| The problem |
Return each line containing the string "Bugün".

Start of Dataset

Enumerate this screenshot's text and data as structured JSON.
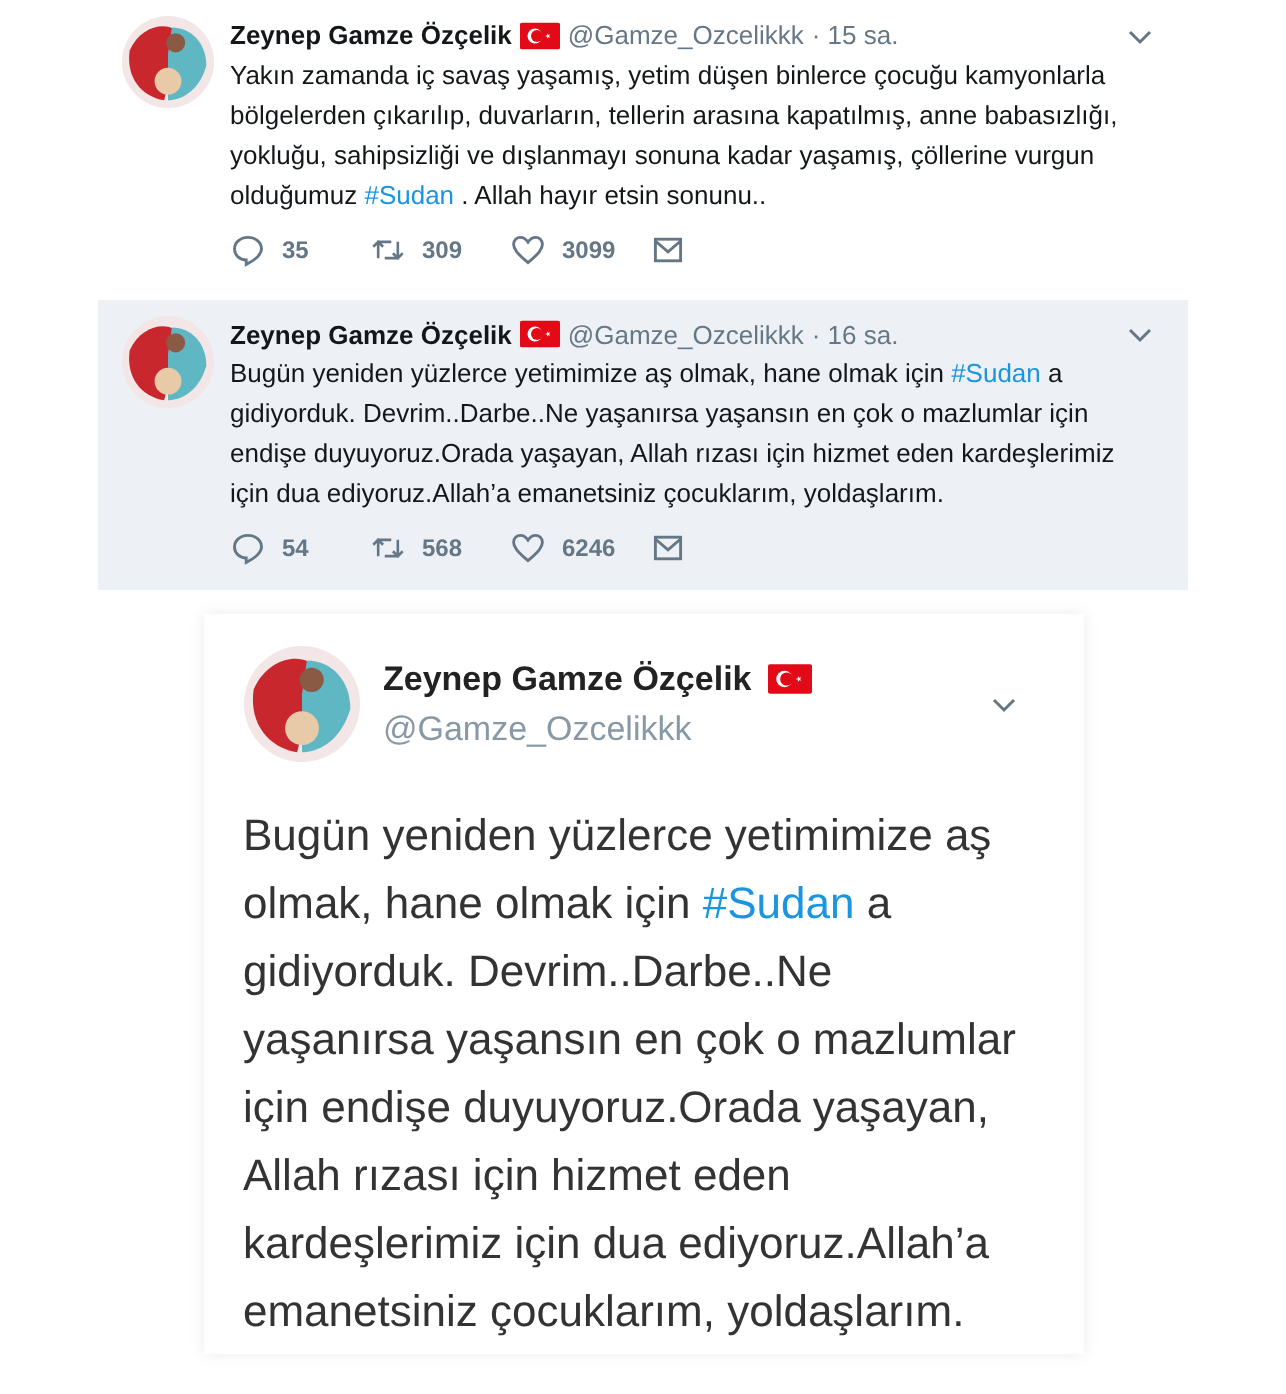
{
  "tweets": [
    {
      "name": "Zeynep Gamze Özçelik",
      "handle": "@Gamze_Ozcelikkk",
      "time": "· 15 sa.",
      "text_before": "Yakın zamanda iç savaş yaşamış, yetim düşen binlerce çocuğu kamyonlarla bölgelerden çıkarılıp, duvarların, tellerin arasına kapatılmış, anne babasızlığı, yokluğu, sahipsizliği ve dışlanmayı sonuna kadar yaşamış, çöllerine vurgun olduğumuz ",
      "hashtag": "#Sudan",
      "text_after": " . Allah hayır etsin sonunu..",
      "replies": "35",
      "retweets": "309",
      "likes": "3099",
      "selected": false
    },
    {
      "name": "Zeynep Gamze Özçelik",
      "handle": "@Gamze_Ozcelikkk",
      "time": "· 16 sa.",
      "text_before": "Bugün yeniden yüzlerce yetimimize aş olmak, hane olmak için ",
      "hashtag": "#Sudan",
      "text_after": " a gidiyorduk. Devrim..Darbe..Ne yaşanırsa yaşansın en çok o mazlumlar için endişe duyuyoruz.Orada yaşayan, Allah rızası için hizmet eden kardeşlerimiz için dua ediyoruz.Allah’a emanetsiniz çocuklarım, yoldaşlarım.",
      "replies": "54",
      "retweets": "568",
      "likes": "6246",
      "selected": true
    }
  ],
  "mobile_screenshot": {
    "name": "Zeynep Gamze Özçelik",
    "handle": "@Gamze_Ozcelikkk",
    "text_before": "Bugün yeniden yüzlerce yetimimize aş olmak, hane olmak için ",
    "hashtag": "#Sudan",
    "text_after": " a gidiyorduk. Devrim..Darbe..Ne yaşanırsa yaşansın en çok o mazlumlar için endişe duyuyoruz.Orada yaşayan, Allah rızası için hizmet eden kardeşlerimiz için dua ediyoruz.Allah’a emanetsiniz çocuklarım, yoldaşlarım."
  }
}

End of Dataset

| In response |
      "text_before": "Bugün yeniden yüzlerce yetimimize aş olmak, hane olmak için ",
    "text_before": "Bugün yeniden yüzlerce yetimimize aş olmak, hane olmak için ",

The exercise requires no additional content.